----- Stored rows -----
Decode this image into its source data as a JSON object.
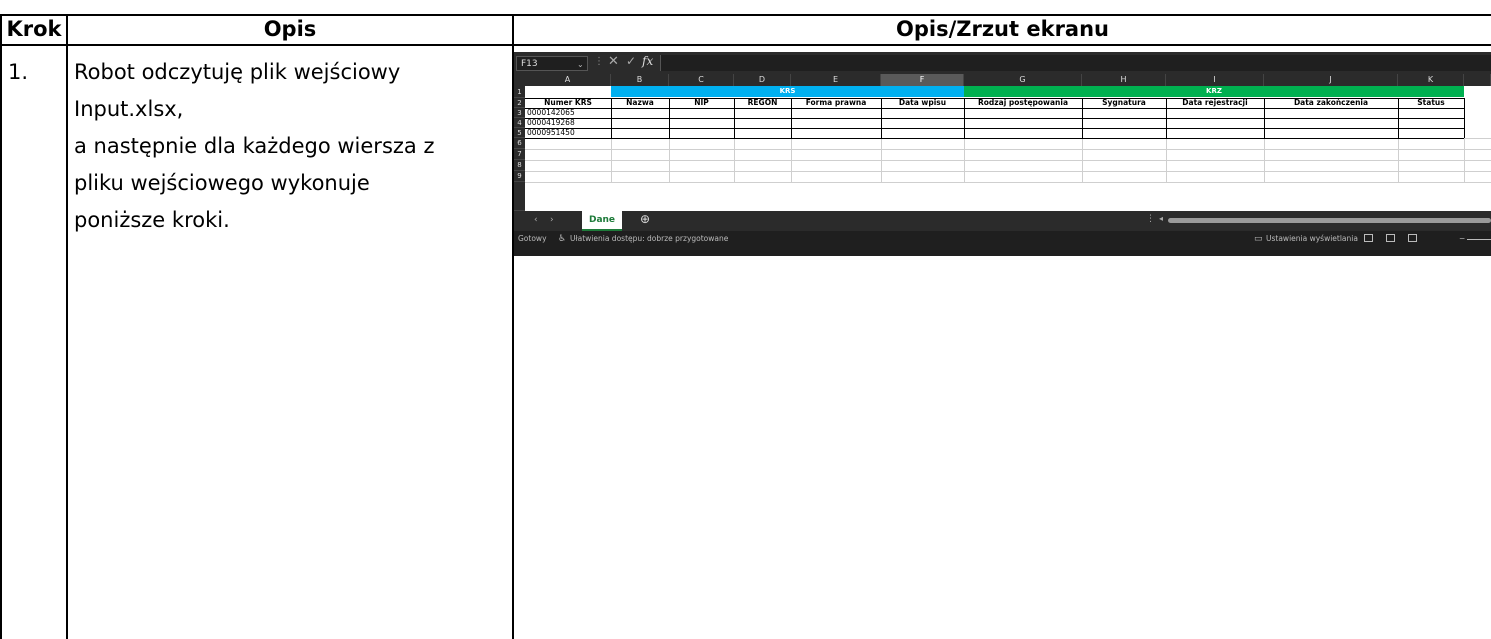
{
  "table": {
    "headers": {
      "step": "Krok",
      "description": "Opis",
      "screenshot": "Opis/Zrzut ekranu"
    },
    "row": {
      "step": "1.",
      "lines": [
        "Robot odczytuję plik wejściowy",
        "Input.xlsx,",
        "a następnie dla każdego wiersza z",
        "pliku wejściowego wykonuje",
        "poniższe kroki."
      ]
    }
  },
  "excel": {
    "name_box": "F13",
    "fx_label": "fx",
    "columns": [
      "A",
      "B",
      "C",
      "D",
      "E",
      "F",
      "G",
      "H",
      "I",
      "J",
      "K"
    ],
    "selected_column": "F",
    "rows": [
      "1",
      "2",
      "3",
      "4",
      "5",
      "6",
      "7",
      "8",
      "9"
    ],
    "group_krs": "KRS",
    "group_krz": "KRZ",
    "group_colors": {
      "krs": "#00b0f0",
      "krz": "#00b050"
    },
    "headers": [
      "Numer KRS",
      "Nazwa",
      "NIP",
      "REGON",
      "Forma prawna",
      "Data wpisu",
      "Rodzaj postępowania",
      "Sygnatura",
      "Data rejestracji",
      "Data zakończenia",
      "Status"
    ],
    "krs_numbers": [
      "0000142065",
      "0000419268",
      "0000951450"
    ],
    "sheet_tab": "Dane",
    "status_ready": "Gotowy",
    "status_accessibility": "Ułatwienia dostępu: dobrze przygotowane",
    "status_display": "Ustawienia wyświetlania"
  }
}
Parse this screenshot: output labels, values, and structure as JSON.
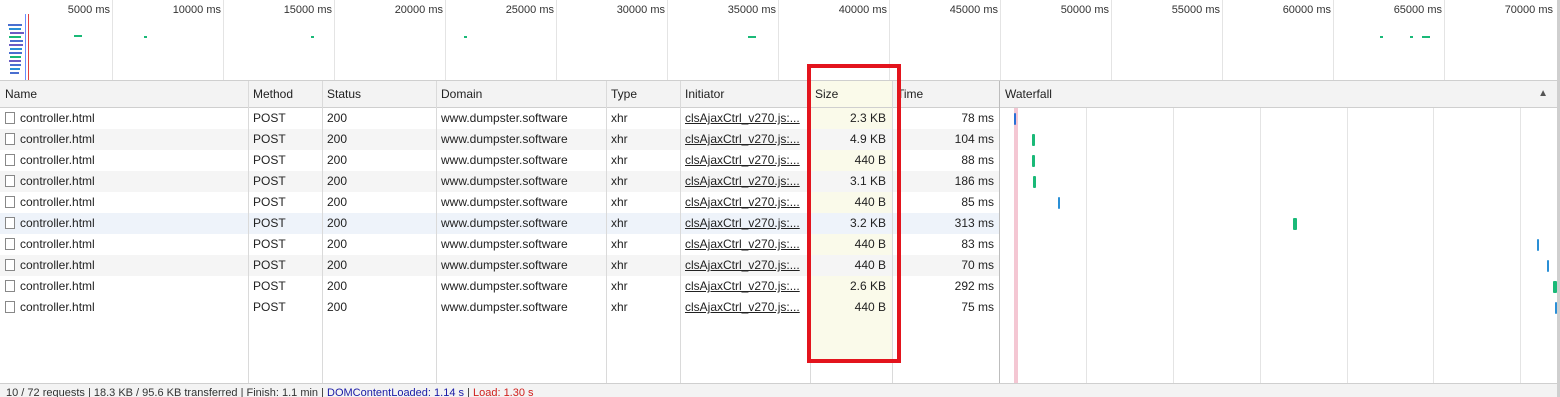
{
  "overview": {
    "tick_labels": [
      "5000 ms",
      "10000 ms",
      "15000 ms",
      "20000 ms",
      "25000 ms",
      "30000 ms",
      "35000 ms",
      "40000 ms",
      "45000 ms",
      "50000 ms",
      "55000 ms",
      "60000 ms",
      "65000 ms",
      "70000 ms"
    ]
  },
  "columns": {
    "name": "Name",
    "method": "Method",
    "status": "Status",
    "domain": "Domain",
    "type": "Type",
    "initiator": "Initiator",
    "size": "Size",
    "time": "Time",
    "waterfall": "Waterfall"
  },
  "rows": [
    {
      "name": "controller.html",
      "method": "POST",
      "status": "200",
      "domain": "www.dumpster.software",
      "type": "xhr",
      "initiator": "clsAjaxCtrl_v270.js:...",
      "size": "2.3 KB",
      "time": "78 ms"
    },
    {
      "name": "controller.html",
      "method": "POST",
      "status": "200",
      "domain": "www.dumpster.software",
      "type": "xhr",
      "initiator": "clsAjaxCtrl_v270.js:...",
      "size": "4.9 KB",
      "time": "104 ms"
    },
    {
      "name": "controller.html",
      "method": "POST",
      "status": "200",
      "domain": "www.dumpster.software",
      "type": "xhr",
      "initiator": "clsAjaxCtrl_v270.js:...",
      "size": "440 B",
      "time": "88 ms"
    },
    {
      "name": "controller.html",
      "method": "POST",
      "status": "200",
      "domain": "www.dumpster.software",
      "type": "xhr",
      "initiator": "clsAjaxCtrl_v270.js:...",
      "size": "3.1 KB",
      "time": "186 ms"
    },
    {
      "name": "controller.html",
      "method": "POST",
      "status": "200",
      "domain": "www.dumpster.software",
      "type": "xhr",
      "initiator": "clsAjaxCtrl_v270.js:...",
      "size": "440 B",
      "time": "85 ms"
    },
    {
      "name": "controller.html",
      "method": "POST",
      "status": "200",
      "domain": "www.dumpster.software",
      "type": "xhr",
      "initiator": "clsAjaxCtrl_v270.js:...",
      "size": "3.2 KB",
      "time": "313 ms"
    },
    {
      "name": "controller.html",
      "method": "POST",
      "status": "200",
      "domain": "www.dumpster.software",
      "type": "xhr",
      "initiator": "clsAjaxCtrl_v270.js:...",
      "size": "440 B",
      "time": "83 ms"
    },
    {
      "name": "controller.html",
      "method": "POST",
      "status": "200",
      "domain": "www.dumpster.software",
      "type": "xhr",
      "initiator": "clsAjaxCtrl_v270.js:...",
      "size": "440 B",
      "time": "70 ms"
    },
    {
      "name": "controller.html",
      "method": "POST",
      "status": "200",
      "domain": "www.dumpster.software",
      "type": "xhr",
      "initiator": "clsAjaxCtrl_v270.js:...",
      "size": "2.6 KB",
      "time": "292 ms"
    },
    {
      "name": "controller.html",
      "method": "POST",
      "status": "200",
      "domain": "www.dumpster.software",
      "type": "xhr",
      "initiator": "clsAjaxCtrl_v270.js:...",
      "size": "440 B",
      "time": "75 ms"
    }
  ],
  "status_bar": {
    "summary": "10 / 72 requests | 18.3 KB / 95.6 KB transferred | Finish: 1.1 min | ",
    "dom_content_loaded": "DOMContentLoaded: 1.14 s",
    "separator": " | ",
    "load": "Load: 1.30 s"
  },
  "colors": {
    "highlight_box": "#e3141d",
    "waterfall_green": "#1ab978",
    "waterfall_blue": "#2a8fd6"
  },
  "icons": {
    "file": "file-icon",
    "sort": "sort-triangle-icon"
  }
}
-----
▶ _Brief_
Without the pictures, copy the material exactly as given.

▶ _Solution for this exercise_
Decode this image into its source data as a JSON object.
{
  "table": {
    "headers": {
      "step": "Krok",
      "description": "Opis",
      "screenshot": "Opis/Zrzut ekranu"
    },
    "row": {
      "step": "1.",
      "lines": [
        "Robot odczytuję plik wejściowy",
        "Input.xlsx,",
        "a następnie dla każdego wiersza z",
        "pliku wejściowego wykonuje",
        "poniższe kroki."
      ]
    }
  },
  "excel": {
    "name_box": "F13",
    "fx_label": "fx",
    "columns": [
      "A",
      "B",
      "C",
      "D",
      "E",
      "F",
      "G",
      "H",
      "I",
      "J",
      "K"
    ],
    "selected_column": "F",
    "rows": [
      "1",
      "2",
      "3",
      "4",
      "5",
      "6",
      "7",
      "8",
      "9"
    ],
    "group_krs": "KRS",
    "group_krz": "KRZ",
    "group_colors": {
      "krs": "#00b0f0",
      "krz": "#00b050"
    },
    "headers": [
      "Numer KRS",
      "Nazwa",
      "NIP",
      "REGON",
      "Forma prawna",
      "Data wpisu",
      "Rodzaj postępowania",
      "Sygnatura",
      "Data rejestracji",
      "Data zakończenia",
      "Status"
    ],
    "krs_numbers": [
      "0000142065",
      "0000419268",
      "0000951450"
    ],
    "sheet_tab": "Dane",
    "status_ready": "Gotowy",
    "status_accessibility": "Ułatwienia dostępu: dobrze przygotowane",
    "status_display": "Ustawienia wyświetlania"
  }
}
Parse this screenshot: output labels, values, and structure as JSON.
{
  "overview": {
    "tick_labels": [
      "5000 ms",
      "10000 ms",
      "15000 ms",
      "20000 ms",
      "25000 ms",
      "30000 ms",
      "35000 ms",
      "40000 ms",
      "45000 ms",
      "50000 ms",
      "55000 ms",
      "60000 ms",
      "65000 ms",
      "70000 ms"
    ]
  },
  "columns": {
    "name": "Name",
    "method": "Method",
    "status": "Status",
    "domain": "Domain",
    "type": "Type",
    "initiator": "Initiator",
    "size": "Size",
    "time": "Time",
    "waterfall": "Waterfall"
  },
  "rows": [
    {
      "name": "controller.html",
      "method": "POST",
      "status": "200",
      "domain": "www.dumpster.software",
      "type": "xhr",
      "initiator": "clsAjaxCtrl_v270.js:...",
      "size": "2.3 KB",
      "time": "78 ms"
    },
    {
      "name": "controller.html",
      "method": "POST",
      "status": "200",
      "domain": "www.dumpster.software",
      "type": "xhr",
      "initiator": "clsAjaxCtrl_v270.js:...",
      "size": "4.9 KB",
      "time": "104 ms"
    },
    {
      "name": "controller.html",
      "method": "POST",
      "status": "200",
      "domain": "www.dumpster.software",
      "type": "xhr",
      "initiator": "clsAjaxCtrl_v270.js:...",
      "size": "440 B",
      "time": "88 ms"
    },
    {
      "name": "controller.html",
      "method": "POST",
      "status": "200",
      "domain": "www.dumpster.software",
      "type": "xhr",
      "initiator": "clsAjaxCtrl_v270.js:...",
      "size": "3.1 KB",
      "time": "186 ms"
    },
    {
      "name": "controller.html",
      "method": "POST",
      "status": "200",
      "domain": "www.dumpster.software",
      "type": "xhr",
      "initiator": "clsAjaxCtrl_v270.js:...",
      "size": "440 B",
      "time": "85 ms"
    },
    {
      "name": "controller.html",
      "method": "POST",
      "status": "200",
      "domain": "www.dumpster.software",
      "type": "xhr",
      "initiator": "clsAjaxCtrl_v270.js:...",
      "size": "3.2 KB",
      "time": "313 ms"
    },
    {
      "name": "controller.html",
      "method": "POST",
      "status": "200",
      "domain": "www.dumpster.software",
      "type": "xhr",
      "initiator": "clsAjaxCtrl_v270.js:...",
      "size": "440 B",
      "time": "83 ms"
    },
    {
      "name": "controller.html",
      "method": "POST",
      "status": "200",
      "domain": "www.dumpster.software",
      "type": "xhr",
      "initiator": "clsAjaxCtrl_v270.js:...",
      "size": "440 B",
      "time": "70 ms"
    },
    {
      "name": "controller.html",
      "method": "POST",
      "status": "200",
      "domain": "www.dumpster.software",
      "type": "xhr",
      "initiator": "clsAjaxCtrl_v270.js:...",
      "size": "2.6 KB",
      "time": "292 ms"
    },
    {
      "name": "controller.html",
      "method": "POST",
      "status": "200",
      "domain": "www.dumpster.software",
      "type": "xhr",
      "initiator": "clsAjaxCtrl_v270.js:...",
      "size": "440 B",
      "time": "75 ms"
    }
  ],
  "status_bar": {
    "summary": "10 / 72 requests | 18.3 KB / 95.6 KB transferred | Finish: 1.1 min | ",
    "dom_content_loaded": "DOMContentLoaded: 1.14 s",
    "separator": " | ",
    "load": "Load: 1.30 s"
  },
  "colors": {
    "highlight_box": "#e3141d",
    "waterfall_green": "#1ab978",
    "waterfall_blue": "#2a8fd6"
  },
  "icons": {
    "file": "file-icon",
    "sort": "sort-triangle-icon"
  }
}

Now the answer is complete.